## [GOAL OF THE EXERCISE]
Report how many lines contain "this", with no other words.

* BEGIN *

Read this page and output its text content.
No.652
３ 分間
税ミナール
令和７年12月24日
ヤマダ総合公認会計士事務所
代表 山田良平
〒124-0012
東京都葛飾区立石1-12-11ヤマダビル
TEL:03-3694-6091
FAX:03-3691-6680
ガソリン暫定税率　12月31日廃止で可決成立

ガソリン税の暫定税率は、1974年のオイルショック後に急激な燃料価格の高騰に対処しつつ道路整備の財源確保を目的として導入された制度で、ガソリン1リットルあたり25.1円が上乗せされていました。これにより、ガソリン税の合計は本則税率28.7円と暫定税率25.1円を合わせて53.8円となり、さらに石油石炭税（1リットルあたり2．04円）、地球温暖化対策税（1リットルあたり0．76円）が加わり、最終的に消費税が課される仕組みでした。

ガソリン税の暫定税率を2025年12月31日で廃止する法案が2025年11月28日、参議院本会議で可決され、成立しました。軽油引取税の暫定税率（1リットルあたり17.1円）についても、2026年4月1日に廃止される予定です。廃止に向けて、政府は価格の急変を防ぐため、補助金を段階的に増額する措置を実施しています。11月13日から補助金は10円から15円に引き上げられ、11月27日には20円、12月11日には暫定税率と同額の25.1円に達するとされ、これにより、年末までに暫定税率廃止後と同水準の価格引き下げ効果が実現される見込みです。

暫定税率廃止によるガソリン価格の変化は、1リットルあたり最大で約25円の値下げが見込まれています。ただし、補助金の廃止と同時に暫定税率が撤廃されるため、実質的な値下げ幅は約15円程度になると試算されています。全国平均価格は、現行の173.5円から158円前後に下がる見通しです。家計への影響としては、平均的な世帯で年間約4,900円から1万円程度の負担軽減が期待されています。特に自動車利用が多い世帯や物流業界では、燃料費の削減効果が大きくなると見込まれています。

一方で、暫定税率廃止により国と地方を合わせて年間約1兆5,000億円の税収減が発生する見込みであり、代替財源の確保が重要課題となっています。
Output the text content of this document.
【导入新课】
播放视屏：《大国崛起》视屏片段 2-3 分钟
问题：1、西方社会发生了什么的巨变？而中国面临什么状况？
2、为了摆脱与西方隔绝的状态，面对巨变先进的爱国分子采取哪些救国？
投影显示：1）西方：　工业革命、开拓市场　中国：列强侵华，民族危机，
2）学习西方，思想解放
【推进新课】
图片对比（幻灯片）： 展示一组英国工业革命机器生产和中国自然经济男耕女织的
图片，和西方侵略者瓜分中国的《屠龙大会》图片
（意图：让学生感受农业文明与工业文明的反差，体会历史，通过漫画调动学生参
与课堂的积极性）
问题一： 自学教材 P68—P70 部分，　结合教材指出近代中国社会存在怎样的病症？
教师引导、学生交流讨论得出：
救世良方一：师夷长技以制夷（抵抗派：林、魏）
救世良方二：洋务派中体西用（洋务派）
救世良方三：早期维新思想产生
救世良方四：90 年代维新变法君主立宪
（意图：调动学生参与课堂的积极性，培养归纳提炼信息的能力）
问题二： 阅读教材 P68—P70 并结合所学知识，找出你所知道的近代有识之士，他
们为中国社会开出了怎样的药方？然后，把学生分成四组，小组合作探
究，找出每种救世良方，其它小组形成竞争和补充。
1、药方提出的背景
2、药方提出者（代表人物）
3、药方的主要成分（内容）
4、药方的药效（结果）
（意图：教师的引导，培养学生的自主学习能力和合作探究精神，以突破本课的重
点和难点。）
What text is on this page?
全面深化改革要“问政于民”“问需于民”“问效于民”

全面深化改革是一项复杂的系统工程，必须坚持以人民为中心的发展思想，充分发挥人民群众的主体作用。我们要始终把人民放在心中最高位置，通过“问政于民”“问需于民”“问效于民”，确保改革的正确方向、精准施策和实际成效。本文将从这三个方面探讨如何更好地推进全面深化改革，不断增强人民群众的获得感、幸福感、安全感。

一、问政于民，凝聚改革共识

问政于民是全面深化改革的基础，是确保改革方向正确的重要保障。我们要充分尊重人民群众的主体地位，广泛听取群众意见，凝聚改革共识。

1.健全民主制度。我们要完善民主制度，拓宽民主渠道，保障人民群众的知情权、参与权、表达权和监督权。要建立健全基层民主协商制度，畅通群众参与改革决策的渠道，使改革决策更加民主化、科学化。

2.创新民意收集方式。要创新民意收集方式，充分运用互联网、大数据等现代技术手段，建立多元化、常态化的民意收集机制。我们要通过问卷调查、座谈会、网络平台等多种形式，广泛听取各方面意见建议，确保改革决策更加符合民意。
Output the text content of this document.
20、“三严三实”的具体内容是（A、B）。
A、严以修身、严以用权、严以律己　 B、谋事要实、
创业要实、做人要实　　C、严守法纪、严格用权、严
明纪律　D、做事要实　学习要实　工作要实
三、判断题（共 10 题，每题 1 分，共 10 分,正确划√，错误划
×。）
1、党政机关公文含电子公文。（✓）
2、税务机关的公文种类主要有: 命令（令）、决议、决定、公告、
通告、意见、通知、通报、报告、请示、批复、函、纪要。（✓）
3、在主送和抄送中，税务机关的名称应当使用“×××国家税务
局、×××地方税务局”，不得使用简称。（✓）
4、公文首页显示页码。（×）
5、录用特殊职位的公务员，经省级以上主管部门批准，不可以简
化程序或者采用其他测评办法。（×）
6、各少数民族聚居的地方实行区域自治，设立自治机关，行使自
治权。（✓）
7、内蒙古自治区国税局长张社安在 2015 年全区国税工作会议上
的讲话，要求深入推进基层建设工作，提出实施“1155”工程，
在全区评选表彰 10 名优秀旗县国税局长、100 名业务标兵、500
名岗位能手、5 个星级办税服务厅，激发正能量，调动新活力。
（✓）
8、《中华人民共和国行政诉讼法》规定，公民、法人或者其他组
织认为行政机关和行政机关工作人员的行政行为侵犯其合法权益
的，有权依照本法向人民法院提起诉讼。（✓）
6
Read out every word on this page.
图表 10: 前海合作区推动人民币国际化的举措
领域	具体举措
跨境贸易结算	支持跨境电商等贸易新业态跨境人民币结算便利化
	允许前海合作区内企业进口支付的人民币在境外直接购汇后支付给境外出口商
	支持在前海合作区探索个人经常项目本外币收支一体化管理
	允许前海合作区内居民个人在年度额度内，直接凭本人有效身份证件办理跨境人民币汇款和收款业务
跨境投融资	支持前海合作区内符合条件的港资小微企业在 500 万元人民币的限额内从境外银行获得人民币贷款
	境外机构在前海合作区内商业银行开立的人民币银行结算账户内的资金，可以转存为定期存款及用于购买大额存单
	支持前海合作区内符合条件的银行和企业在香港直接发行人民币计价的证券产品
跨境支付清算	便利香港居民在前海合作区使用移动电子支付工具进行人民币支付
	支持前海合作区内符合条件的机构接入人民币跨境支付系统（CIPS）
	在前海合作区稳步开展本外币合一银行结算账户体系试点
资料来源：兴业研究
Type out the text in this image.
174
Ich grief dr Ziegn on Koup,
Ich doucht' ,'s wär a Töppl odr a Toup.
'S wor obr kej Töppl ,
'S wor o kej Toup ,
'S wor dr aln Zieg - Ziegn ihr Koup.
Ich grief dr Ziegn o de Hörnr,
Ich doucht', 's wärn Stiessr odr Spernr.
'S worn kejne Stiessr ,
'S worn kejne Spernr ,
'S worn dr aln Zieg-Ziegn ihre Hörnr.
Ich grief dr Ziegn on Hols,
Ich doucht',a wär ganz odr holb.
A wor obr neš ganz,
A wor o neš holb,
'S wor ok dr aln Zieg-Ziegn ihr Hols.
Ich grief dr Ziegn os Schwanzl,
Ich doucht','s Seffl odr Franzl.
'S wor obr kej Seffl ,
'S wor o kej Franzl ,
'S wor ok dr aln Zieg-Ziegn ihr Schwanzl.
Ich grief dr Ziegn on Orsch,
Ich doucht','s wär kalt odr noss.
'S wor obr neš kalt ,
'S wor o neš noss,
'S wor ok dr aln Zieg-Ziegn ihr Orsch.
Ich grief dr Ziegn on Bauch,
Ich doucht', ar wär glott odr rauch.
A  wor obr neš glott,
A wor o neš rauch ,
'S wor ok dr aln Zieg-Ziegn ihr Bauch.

* END *

## [TASK OUTPUT]
6